_Stated task_
Return the number of lines holding "High", with nothing added.

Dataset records
:::::

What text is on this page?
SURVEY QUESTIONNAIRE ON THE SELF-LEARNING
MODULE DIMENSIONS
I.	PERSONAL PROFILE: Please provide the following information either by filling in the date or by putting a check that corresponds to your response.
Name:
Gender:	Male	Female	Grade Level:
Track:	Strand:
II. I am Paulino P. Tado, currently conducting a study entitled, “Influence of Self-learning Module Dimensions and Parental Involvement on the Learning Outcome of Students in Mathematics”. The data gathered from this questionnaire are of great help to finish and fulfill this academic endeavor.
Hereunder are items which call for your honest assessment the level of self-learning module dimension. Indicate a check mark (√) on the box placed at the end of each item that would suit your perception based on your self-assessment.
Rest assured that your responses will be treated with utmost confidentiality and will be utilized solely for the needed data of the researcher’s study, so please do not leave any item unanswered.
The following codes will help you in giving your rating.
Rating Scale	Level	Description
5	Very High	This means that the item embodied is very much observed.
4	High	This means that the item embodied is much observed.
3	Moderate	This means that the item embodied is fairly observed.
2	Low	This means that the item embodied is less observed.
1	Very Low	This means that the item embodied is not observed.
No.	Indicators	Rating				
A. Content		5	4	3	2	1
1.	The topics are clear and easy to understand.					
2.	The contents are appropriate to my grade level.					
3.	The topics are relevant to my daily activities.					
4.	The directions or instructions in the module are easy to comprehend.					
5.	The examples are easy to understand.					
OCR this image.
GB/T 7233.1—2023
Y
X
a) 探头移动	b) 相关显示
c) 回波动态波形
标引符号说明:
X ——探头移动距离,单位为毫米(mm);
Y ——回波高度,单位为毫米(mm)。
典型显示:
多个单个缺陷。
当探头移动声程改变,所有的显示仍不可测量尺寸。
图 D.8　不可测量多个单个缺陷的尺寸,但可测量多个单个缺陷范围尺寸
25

:::::

_The response_
2